**Given exercise:** Please give the entries again in full and exactly, without any picture.

**Data shown:**
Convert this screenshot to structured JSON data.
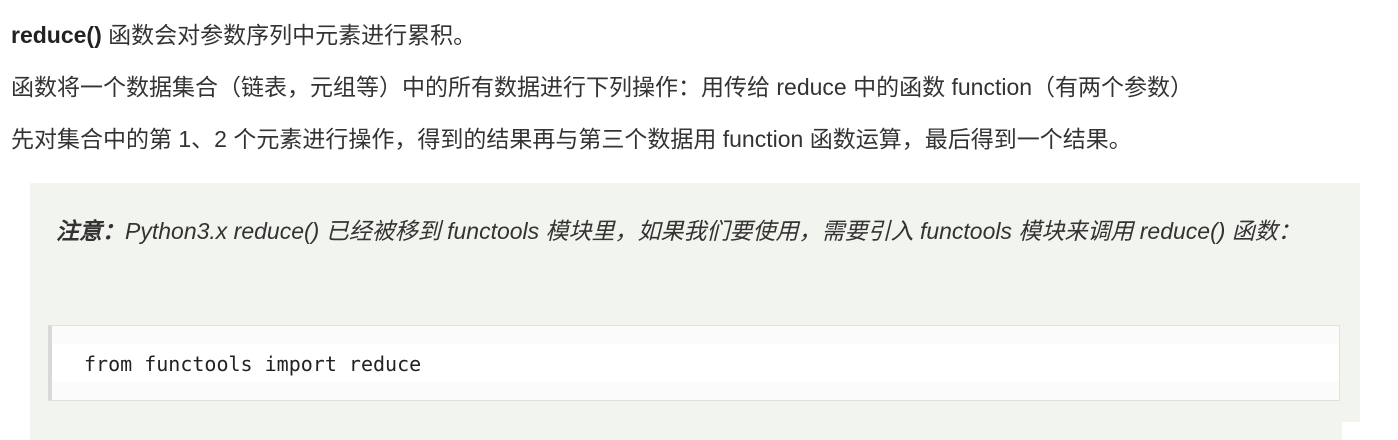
{
  "paragraph1": {
    "keyword": "reduce()",
    "text": " 函数会对参数序列中元素进行累积。"
  },
  "paragraph2": {
    "text": "函数将一个数据集合（链表，元组等）中的所有数据进行下列操作：用传给 reduce 中的函数 function（有两个参数）"
  },
  "paragraph3": {
    "text": "先对集合中的第 1、2 个元素进行操作，得到的结果再与第三个数据用 function 函数运算，最后得到一个结果。"
  },
  "note": {
    "label": "注意：",
    "text": "Python3.x reduce() 已经被移到 functools 模块里，如果我们要使用，需要引入 functools 模块来调用 reduce() 函数："
  },
  "code": {
    "line": "from functools import reduce"
  }
}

**Reply to the task:**
Convert this screenshot to structured JSON data.
{
  "paragraph1": {
    "keyword": "reduce()",
    "text": " 函数会对参数序列中元素进行累积。"
  },
  "paragraph2": {
    "text": "函数将一个数据集合（链表，元组等）中的所有数据进行下列操作：用传给 reduce 中的函数 function（有两个参数）"
  },
  "paragraph3": {
    "text": "先对集合中的第 1、2 个元素进行操作，得到的结果再与第三个数据用 function 函数运算，最后得到一个结果。"
  },
  "note": {
    "label": "注意：",
    "text": "Python3.x reduce() 已经被移到 functools 模块里，如果我们要使用，需要引入 functools 模块来调用 reduce() 函数："
  },
  "code": {
    "line": "from functools import reduce"
  }
}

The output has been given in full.